═════ Source records ═════

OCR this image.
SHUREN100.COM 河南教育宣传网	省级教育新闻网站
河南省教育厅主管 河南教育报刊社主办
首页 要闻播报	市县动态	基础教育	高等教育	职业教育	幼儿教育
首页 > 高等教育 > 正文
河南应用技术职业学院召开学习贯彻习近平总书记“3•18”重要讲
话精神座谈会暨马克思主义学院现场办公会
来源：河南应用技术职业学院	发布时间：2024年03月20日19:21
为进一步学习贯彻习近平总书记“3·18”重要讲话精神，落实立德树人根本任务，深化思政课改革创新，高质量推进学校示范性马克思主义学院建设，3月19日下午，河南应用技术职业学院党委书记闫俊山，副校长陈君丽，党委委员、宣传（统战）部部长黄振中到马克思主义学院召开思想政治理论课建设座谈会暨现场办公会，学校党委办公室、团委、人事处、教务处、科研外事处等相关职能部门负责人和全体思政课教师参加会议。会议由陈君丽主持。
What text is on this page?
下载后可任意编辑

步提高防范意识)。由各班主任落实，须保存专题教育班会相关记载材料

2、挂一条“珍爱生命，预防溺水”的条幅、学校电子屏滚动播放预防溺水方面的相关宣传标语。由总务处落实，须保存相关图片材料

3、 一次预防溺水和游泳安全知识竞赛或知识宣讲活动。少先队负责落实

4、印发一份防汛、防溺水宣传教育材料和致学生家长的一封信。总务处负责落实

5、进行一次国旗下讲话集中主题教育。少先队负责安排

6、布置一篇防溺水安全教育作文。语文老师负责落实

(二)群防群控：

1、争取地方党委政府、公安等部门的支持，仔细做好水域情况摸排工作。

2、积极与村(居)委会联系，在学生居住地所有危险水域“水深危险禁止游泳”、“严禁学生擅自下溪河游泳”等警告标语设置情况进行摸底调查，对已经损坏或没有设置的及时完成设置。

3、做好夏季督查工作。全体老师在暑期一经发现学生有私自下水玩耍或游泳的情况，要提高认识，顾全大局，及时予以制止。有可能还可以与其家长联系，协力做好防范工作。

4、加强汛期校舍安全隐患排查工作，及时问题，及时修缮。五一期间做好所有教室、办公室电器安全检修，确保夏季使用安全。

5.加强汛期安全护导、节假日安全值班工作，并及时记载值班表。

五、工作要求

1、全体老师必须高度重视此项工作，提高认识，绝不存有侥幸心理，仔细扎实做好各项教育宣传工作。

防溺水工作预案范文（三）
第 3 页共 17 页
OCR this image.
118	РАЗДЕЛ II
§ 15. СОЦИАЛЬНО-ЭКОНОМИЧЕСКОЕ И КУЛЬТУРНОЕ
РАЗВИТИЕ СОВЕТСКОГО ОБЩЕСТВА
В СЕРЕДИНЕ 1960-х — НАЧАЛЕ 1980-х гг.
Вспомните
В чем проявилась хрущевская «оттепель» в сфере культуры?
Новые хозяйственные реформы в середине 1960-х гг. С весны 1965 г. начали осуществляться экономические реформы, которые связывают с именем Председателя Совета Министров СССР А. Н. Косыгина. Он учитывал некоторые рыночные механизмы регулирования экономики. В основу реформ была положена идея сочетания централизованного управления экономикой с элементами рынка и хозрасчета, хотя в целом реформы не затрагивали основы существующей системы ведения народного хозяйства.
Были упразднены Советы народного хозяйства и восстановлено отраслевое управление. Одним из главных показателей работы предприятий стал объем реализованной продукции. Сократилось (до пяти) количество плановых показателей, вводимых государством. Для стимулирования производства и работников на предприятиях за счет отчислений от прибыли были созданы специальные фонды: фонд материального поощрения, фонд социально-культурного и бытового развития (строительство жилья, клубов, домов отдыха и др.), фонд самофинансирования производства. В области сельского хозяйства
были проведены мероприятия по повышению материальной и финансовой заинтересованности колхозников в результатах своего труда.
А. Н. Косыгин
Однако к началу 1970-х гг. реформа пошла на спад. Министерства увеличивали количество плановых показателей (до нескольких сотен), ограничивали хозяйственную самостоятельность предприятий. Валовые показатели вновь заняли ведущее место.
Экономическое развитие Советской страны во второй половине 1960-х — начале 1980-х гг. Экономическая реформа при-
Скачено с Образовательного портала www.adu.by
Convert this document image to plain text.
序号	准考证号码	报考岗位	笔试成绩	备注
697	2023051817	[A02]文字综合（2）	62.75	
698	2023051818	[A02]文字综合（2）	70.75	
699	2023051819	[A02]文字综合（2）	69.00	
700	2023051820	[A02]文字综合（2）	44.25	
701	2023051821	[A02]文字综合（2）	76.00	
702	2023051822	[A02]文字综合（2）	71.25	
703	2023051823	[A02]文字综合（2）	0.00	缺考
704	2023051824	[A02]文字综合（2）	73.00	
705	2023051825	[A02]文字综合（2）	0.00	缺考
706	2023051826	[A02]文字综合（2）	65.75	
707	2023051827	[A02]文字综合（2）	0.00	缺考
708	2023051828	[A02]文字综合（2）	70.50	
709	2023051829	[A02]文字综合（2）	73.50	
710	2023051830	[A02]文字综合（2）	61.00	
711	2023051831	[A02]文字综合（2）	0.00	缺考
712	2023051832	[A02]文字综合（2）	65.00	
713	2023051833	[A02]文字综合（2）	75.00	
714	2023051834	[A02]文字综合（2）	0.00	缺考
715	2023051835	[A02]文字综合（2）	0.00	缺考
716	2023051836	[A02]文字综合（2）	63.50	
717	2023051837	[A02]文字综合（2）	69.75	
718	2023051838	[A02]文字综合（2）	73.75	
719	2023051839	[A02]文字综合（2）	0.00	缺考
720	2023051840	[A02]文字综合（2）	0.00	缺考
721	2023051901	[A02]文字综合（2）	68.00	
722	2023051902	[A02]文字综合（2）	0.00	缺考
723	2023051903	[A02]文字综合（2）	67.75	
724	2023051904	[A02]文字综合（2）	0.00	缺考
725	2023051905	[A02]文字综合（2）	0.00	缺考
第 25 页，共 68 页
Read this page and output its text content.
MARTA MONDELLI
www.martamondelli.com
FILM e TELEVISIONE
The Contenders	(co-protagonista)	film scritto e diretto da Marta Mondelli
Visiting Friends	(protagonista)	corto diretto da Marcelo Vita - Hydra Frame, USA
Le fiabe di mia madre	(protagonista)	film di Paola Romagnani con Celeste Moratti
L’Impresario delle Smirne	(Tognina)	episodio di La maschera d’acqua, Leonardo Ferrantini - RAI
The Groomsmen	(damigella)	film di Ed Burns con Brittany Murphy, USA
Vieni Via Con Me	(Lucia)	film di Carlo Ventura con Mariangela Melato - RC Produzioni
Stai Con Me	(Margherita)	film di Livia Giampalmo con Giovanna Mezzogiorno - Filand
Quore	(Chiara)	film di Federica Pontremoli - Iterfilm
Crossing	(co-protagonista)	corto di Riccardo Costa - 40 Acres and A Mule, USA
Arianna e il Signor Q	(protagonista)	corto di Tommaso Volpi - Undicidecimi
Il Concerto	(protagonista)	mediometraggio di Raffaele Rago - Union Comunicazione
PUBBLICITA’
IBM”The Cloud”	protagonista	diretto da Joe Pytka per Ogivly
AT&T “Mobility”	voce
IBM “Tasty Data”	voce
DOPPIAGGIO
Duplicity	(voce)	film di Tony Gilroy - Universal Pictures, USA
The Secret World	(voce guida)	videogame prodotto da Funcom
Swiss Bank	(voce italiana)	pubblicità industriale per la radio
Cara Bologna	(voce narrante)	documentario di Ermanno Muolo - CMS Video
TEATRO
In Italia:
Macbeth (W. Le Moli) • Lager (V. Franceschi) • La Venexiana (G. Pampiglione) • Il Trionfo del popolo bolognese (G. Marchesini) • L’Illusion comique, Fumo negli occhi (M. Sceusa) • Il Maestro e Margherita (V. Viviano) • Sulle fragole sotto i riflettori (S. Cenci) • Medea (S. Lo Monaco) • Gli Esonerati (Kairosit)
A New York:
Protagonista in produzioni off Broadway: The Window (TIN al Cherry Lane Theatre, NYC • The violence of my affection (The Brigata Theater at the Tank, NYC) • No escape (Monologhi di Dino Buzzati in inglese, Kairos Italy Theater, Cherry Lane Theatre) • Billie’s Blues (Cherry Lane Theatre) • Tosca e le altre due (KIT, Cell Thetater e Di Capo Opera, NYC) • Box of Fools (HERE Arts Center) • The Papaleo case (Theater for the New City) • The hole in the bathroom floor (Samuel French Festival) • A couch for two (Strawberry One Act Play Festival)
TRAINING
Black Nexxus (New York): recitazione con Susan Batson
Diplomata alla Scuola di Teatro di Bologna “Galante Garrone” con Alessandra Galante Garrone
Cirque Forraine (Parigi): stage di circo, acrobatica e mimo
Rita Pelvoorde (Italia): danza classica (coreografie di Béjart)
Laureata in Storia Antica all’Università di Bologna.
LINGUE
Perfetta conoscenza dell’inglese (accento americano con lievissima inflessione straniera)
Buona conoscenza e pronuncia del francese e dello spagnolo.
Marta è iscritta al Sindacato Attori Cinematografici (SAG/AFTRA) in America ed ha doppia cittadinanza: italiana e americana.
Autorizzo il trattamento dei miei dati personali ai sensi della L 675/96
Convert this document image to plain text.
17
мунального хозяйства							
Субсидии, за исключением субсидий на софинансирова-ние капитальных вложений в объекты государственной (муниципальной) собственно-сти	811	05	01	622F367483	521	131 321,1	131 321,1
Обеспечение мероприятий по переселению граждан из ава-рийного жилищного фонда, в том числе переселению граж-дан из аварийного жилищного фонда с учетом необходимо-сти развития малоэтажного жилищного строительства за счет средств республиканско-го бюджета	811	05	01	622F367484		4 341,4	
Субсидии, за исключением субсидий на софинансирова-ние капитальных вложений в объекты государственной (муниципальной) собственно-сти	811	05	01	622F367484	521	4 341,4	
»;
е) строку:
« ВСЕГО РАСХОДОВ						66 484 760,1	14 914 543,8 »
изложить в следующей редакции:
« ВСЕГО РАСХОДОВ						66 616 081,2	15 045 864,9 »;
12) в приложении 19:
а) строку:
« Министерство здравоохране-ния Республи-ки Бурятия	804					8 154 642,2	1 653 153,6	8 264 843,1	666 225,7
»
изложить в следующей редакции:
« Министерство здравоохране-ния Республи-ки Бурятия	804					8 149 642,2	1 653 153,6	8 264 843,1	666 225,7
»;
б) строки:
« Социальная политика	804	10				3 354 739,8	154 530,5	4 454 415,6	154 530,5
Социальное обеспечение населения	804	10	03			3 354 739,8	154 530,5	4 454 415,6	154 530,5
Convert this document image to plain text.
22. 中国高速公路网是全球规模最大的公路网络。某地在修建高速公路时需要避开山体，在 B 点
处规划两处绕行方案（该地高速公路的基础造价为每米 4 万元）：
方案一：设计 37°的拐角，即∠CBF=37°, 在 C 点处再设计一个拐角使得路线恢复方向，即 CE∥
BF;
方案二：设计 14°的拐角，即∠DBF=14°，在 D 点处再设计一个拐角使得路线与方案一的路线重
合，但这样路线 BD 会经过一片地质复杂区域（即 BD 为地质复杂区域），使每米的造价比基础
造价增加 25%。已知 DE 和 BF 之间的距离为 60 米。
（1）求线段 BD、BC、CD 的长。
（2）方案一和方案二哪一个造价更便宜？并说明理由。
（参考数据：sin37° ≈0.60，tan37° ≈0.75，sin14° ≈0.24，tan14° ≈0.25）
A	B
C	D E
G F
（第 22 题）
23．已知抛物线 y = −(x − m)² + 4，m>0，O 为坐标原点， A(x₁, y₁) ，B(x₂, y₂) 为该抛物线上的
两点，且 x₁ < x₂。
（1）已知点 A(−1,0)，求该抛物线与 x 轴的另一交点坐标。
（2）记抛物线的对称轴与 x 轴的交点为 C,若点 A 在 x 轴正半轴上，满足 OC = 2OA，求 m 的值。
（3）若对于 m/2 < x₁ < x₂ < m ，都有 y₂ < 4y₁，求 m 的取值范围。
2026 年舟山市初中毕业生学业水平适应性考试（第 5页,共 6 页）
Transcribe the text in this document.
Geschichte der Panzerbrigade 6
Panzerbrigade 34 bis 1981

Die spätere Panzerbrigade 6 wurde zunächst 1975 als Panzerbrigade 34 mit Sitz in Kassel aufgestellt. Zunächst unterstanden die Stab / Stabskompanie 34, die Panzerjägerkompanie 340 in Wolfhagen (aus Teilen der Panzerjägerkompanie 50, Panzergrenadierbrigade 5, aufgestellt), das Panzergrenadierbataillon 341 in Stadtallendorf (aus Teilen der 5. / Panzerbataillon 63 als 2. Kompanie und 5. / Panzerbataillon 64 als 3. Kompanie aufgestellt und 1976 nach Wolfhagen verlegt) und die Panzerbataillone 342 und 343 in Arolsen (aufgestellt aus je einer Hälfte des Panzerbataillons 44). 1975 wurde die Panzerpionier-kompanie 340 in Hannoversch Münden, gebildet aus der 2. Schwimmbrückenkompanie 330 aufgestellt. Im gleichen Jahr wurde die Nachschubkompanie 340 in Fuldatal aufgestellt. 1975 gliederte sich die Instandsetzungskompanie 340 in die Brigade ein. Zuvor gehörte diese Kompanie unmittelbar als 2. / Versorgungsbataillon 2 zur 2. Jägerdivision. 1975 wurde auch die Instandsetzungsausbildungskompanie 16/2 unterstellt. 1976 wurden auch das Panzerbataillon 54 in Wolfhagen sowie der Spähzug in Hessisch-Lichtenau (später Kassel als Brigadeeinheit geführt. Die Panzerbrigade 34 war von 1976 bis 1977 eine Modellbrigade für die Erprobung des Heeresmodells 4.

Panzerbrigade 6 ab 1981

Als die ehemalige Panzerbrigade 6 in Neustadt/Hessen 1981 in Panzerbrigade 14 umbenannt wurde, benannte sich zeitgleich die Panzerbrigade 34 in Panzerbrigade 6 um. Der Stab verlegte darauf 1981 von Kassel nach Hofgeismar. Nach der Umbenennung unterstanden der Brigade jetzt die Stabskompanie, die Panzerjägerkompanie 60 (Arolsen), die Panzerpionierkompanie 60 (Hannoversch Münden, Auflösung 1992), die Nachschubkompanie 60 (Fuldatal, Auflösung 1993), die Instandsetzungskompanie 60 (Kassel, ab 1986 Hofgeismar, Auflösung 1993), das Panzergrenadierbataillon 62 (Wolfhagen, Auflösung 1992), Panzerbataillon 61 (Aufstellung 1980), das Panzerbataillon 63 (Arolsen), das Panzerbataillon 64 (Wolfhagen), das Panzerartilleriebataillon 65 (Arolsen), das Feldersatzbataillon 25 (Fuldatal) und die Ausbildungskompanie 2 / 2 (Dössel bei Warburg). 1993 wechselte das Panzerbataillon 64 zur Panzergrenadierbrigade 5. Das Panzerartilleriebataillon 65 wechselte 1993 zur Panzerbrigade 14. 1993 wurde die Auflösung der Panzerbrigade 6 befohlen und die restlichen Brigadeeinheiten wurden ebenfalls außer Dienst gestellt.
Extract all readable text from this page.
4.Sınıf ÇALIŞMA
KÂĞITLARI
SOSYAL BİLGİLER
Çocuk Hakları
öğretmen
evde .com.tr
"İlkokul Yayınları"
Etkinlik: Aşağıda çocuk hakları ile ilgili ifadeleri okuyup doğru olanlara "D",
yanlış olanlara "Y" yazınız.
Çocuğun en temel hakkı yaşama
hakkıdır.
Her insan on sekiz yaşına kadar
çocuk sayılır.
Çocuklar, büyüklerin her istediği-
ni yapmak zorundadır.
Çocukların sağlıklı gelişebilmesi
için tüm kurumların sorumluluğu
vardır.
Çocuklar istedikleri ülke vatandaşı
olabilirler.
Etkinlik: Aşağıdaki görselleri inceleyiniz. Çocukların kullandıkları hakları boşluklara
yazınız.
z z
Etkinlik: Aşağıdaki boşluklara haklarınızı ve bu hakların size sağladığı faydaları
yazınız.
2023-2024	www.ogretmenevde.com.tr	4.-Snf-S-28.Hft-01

═════

Directions:
Pick out every line of the listing containing the word "Субсидии", and show those lines.

Solution for this task:
Субсидии, за исключением субсидий на софинансирова-ние капитальных вложений в объекты государственной (муниципальной) собственно-сти	811	05	01	622F367483	521	131 321,1	131 321,1
Субсидии, за исключением субсидий на софинансирова-ние капитальных вложений в объекты государственной (муниципальной) собственно-сти	811	05	01	622F367484	521	4 341,4	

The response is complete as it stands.